抜粋 ▸
========

単一比率の仮説検定におけるz統計量の計算問題です。
比率の仮説検定
比率の検定では、二項分布を正規分布で近似して行います。標本サイズが十分大きい場合、標本比率は近似的に正規分布に従います。
比率検定のz統計量
公式:
$z = \frac{\hat{p} - p_0}{\sqrt{\frac{p_0(1-p_0)}{n}}}$
ここで:
- $\hat{p}$:標本比率
- $p_0$:帰無仮説下の母比率
- $n$:標本サイズ
重要: 標準誤差の計算に帰無仮説下の比率$p_0$を使用します。
計算手順
与えられた条件:
- 標本サイズ:n = 100
- 成功数:60
- 帰無仮説:p₀ = 0.5
ステップ1: 標本比率の計算
$\hat{p} = \frac{\text{成功数}}{n} = \frac{60}{100} = 0.60$
ステップ2: 標準誤差の計算
$SE = \sqrt{\frac{p_0(1-p_0)}{n}} = \sqrt{\frac{0.5 \times 0.5}{100}} = \sqrt{\frac{0.25}{100}} = \sqrt{0.0025} = 0.05$
ステップ3: z統計量の計算
$z = \frac{\hat{p} - p_0}{SE} = \frac{0.60 - 0.50}{0.05} = \frac{0.10}{0.05} = 2.00$
正規近似の妥当性
近似条件の確認:
- $np_0 = 100 \times 0.5 = 50 \geq 5$ ✓
- $n(1-p_0) = 100 \times 0.5 = 50 \geq 5$ ✓
両方の条件を満たすため、正規近似は妥当です。

========

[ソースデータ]

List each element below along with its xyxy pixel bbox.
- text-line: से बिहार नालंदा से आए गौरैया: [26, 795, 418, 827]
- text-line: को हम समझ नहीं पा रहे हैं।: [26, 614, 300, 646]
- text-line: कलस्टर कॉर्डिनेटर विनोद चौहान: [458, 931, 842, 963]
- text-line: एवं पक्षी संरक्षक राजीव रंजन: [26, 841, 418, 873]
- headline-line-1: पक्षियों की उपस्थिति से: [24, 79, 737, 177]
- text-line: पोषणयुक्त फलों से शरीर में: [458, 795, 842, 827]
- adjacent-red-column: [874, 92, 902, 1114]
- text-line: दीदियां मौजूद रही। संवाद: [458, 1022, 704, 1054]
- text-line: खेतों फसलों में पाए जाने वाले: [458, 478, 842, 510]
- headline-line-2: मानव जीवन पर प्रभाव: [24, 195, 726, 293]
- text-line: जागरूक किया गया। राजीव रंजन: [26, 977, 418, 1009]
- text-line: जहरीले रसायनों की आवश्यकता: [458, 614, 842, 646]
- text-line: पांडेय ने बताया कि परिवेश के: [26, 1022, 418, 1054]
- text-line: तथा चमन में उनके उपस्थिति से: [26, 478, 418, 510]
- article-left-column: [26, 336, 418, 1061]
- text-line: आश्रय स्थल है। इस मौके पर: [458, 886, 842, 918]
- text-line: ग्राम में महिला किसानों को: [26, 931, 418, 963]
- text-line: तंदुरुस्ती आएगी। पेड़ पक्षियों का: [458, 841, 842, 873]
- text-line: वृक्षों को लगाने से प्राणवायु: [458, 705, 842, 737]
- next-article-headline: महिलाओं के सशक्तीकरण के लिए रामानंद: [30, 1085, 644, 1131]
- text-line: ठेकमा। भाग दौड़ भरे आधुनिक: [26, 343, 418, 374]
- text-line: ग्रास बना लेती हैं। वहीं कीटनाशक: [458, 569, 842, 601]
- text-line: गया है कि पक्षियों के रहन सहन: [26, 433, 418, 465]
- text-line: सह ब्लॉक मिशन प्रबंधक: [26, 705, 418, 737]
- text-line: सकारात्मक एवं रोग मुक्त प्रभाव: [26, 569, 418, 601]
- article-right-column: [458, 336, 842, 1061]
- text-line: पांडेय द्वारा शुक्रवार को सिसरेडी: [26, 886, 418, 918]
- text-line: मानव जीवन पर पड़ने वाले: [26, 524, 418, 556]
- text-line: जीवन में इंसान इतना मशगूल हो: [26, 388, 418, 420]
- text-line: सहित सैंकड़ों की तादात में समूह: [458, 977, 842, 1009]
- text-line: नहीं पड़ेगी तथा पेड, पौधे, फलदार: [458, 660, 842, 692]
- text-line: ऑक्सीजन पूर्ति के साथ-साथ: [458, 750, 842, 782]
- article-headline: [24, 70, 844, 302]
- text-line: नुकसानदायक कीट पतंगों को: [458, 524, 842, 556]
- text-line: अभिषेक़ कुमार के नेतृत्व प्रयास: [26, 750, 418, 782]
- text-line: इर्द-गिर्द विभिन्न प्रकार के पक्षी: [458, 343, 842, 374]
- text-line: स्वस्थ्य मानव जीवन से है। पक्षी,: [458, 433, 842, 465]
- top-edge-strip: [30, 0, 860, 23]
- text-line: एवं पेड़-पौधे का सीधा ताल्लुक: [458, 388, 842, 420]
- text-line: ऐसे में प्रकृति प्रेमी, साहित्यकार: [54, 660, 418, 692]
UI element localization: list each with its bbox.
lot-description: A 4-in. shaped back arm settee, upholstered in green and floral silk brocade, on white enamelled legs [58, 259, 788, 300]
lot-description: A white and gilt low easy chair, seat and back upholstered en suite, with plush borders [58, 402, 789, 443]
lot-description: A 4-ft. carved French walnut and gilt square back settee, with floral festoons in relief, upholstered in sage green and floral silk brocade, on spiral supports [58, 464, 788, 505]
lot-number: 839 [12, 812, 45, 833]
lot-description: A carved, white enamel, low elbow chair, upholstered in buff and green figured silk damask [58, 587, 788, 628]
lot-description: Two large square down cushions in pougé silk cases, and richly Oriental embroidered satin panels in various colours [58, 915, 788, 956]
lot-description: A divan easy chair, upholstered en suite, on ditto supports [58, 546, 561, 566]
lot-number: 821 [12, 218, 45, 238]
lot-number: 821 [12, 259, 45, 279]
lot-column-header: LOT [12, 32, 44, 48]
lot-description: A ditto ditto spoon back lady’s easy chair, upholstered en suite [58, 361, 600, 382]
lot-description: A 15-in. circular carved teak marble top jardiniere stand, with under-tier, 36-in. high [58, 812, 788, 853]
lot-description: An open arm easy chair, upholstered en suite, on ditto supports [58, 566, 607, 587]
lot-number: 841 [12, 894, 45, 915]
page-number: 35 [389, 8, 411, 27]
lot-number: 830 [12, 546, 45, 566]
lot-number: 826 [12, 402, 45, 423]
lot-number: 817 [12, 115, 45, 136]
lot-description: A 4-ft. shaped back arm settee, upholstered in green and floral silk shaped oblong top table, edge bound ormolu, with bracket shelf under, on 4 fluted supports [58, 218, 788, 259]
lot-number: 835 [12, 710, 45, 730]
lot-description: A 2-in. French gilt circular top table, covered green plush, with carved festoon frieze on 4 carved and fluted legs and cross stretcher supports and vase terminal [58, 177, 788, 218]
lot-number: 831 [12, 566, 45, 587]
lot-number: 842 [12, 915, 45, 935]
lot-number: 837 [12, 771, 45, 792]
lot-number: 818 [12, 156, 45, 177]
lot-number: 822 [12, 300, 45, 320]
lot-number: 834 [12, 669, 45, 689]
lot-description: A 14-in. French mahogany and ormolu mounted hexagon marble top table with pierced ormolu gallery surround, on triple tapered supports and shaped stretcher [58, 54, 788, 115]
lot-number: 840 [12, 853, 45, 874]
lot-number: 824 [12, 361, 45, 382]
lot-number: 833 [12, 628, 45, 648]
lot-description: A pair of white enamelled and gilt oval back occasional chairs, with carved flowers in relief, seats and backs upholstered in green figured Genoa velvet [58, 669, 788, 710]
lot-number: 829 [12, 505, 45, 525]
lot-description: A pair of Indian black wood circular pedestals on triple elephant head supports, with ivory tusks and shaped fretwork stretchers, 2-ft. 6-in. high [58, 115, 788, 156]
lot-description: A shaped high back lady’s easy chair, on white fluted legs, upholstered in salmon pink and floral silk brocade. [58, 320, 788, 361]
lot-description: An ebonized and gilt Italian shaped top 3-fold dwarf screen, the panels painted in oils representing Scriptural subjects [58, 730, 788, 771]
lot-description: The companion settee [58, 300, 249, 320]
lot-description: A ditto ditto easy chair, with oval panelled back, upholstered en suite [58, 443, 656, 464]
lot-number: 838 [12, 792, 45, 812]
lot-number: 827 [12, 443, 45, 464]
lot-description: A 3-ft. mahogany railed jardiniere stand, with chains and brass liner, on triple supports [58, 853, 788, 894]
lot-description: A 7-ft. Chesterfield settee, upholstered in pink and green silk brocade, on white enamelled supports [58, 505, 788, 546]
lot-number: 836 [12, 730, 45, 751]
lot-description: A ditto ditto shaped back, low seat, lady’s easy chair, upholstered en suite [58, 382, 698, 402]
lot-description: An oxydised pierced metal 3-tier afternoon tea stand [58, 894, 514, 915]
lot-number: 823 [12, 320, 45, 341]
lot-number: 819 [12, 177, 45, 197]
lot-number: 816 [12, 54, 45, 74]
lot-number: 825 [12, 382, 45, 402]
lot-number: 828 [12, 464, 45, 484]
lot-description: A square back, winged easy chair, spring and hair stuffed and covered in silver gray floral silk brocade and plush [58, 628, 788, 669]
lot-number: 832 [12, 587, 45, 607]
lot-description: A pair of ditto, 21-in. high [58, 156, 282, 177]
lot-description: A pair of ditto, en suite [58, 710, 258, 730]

========

取り組む課題 ▸
• 1. 比率検定の解説について、次の問いに答えてください。
(a) 標準誤差の計算には、どの比率を使うとされていますか。
(b) ステップ1で求めた標本比率の値はいくつですか。
(c) 近似条件の確認で、$np_0$ の値はいくつと計算されていますか。
• 2. 比率検定の解説を、最後の文の後から書き進めてください。

各課題の解答 ▸
• 1.
(a) 帰無仮説下の比率 $p_0$
(b) 0.60
(c) 50

• 2.
比較:信頼区間との関係
- 検定用SE: $\sqrt{p_0(1-p_0)/n}$(帰無仮説値使用)
- 信頼区間用SE: $\sqrt{\hat{p}(1-\hat{p})/n}$(標本値使用)
比率の検定では、標準誤差の計算に標本比率ではなく帰無仮説下の比率を使用することが重要です。これは、帰無仮説が真であることを仮定した検定統計量の分布を求めるためです。
したがって、z統計量は2.00です。